►

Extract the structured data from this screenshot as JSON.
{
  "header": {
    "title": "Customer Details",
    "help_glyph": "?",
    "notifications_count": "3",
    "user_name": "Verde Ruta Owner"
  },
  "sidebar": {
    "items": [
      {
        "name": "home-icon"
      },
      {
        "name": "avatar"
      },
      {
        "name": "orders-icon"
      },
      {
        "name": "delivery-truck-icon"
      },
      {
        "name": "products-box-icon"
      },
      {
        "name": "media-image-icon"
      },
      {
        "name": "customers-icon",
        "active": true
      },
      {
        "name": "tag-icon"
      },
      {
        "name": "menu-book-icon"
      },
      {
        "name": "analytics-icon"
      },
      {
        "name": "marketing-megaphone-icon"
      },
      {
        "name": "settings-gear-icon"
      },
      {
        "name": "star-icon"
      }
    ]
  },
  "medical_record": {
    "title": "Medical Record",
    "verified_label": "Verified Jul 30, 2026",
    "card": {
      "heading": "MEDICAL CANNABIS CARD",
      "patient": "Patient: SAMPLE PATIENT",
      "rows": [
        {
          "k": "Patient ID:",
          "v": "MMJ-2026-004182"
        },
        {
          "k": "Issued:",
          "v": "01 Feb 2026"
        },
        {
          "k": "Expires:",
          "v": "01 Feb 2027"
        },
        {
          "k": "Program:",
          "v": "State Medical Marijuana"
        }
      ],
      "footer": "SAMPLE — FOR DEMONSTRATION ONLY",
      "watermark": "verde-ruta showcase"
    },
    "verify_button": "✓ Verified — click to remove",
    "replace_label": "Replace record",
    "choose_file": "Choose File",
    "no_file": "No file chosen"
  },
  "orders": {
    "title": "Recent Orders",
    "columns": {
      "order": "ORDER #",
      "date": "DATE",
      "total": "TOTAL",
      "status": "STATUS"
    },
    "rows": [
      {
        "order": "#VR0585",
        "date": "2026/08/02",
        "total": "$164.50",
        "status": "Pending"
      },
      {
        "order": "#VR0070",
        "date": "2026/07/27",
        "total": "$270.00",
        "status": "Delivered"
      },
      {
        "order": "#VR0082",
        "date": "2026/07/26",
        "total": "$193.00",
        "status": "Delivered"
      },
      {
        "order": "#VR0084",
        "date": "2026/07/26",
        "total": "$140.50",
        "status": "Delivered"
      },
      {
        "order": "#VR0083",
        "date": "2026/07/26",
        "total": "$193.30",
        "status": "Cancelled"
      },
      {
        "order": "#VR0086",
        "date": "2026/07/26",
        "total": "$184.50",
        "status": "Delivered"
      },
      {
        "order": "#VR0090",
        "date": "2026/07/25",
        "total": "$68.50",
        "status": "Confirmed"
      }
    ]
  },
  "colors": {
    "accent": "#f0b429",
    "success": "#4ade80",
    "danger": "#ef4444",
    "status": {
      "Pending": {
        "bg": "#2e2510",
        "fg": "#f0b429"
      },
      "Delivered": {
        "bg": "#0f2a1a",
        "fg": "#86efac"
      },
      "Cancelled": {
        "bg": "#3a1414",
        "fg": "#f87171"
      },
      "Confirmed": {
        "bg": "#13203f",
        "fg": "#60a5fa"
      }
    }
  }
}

◄

**Direction**.
Filter the records for lines holding the string "SAMPLE". Copy each one.

**Written solution**.
      "patient": "Patient: SAMPLE PATIENT",
      "footer": "SAMPLE — FOR DEMONSTRATION ONLY",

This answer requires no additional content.